Belge:
════════

Güngören'den rakam verdi: İşte CHP'nin asgari ücret teklifi! (VİDEO)

CHP’nin ‘Millet İradesine Sahip Çıkıyor’ mitinginin bu haftaki adresi Güngören. Tutuklu cumhurbaşkanı adayı İmamoğlu mitinge gönderdiği mesajda “Biz iktidara rakiplerimizin değil ülkenin sorunlarının üstesinden gelmek için talibiz. Biz iktidara herkes için ve her yerde adaleti, hürriyeti sağlamak için talibiz" dedi. CHP lideri Özel "Bunun için biz geçen sene 30 dedik, sözü dinletemedik. Bu sene hem geçen seneki 30’a, sadece TÜİK yansıtması yapsak bile asgari ücret 39 bin lira olmak zorunda. 22 bin liralık asgari ücrete geçen seneki enflasyonu koysalar, bu seneki beklenti enflasyonunu koysalar, küçücük refah payını koysalar kendi asgari ücretleri bile 35 olmalı" ifadelerini kullandı.

════════

Tamamlanacak Alıştırmalar:
• a. Güngören mitingi haberi aşağıdaki ifadeleri doğruluyor mu? (i) Miting bu hafta Güngören'de düzenlendi. (ii) Özel, geçen yıl önerdikleri 30 bin liralık asgari ücretin kabul ettirildiğini söyledi. (iii) Özel'e göre iktidarın kendi hesabıyla bile asgari ücret 39 bin lira olmalı.
• b. Güngören mitingi haberini son cümlesinden sonra devam ettirin.

Veri Kümesi Bölümü:
════════

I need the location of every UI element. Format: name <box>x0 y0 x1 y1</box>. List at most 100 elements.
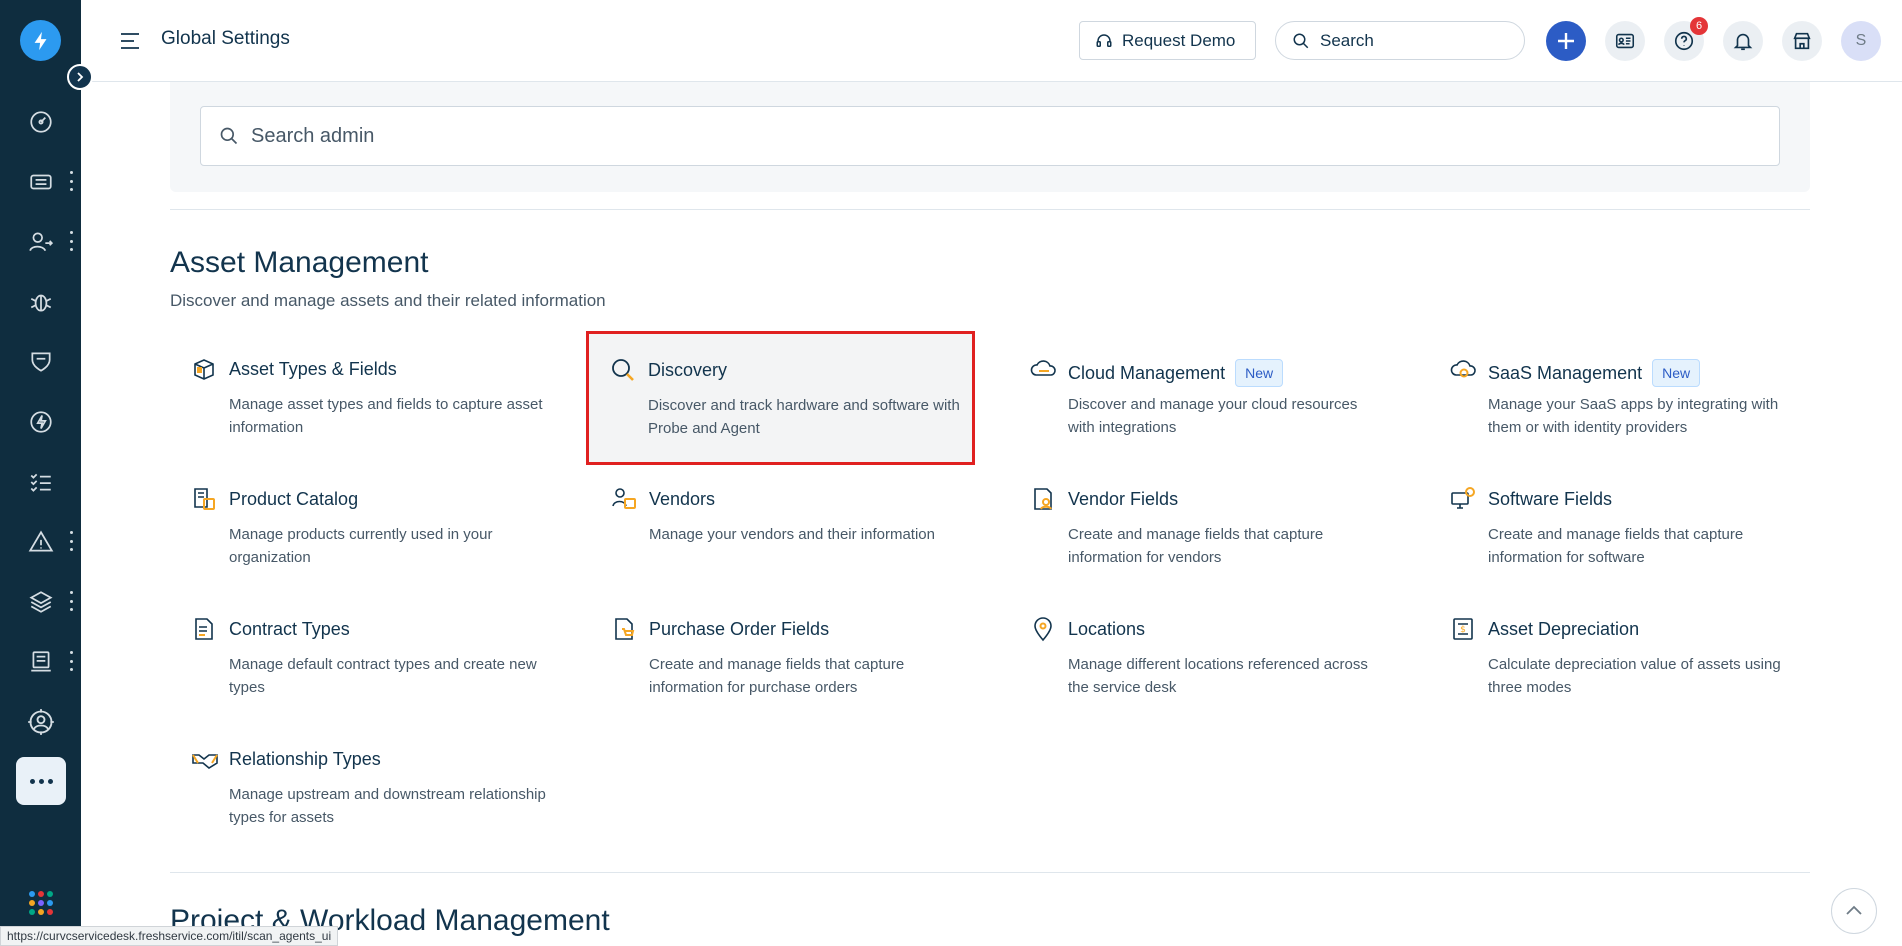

════════

Çıktılar:
• a.
(i) Evet: "mitinginin bu haftaki adresi Güngören"
(ii) Hayır: "sözü dinletemedik"
(iii) Hayır: "kendi asgari ücretleri bile 35 olmalı"

• b.
Cumhuriyet Halk Partisi'nin (CHP), seçilmiş İBB Başkanı ve cumhurbaşkanı adayı Ekrem İmamoğlu'nun tutukluluğuna ve hakkında istenen hapis cezasına karşı her hafta düzenlediği ‘Millet İradesine Sahip Çıkıyor’ mitinglerinin 73'üncü adresi Güngören oldu.

Söz konusu miting için yurttaşlar alanda toplandı. Mitingde tutuklu cumhurbaşkanı adayı İmamoğlu’nun mesajını CHP İstanbul İl Başkanı Özgür Çelik okudu.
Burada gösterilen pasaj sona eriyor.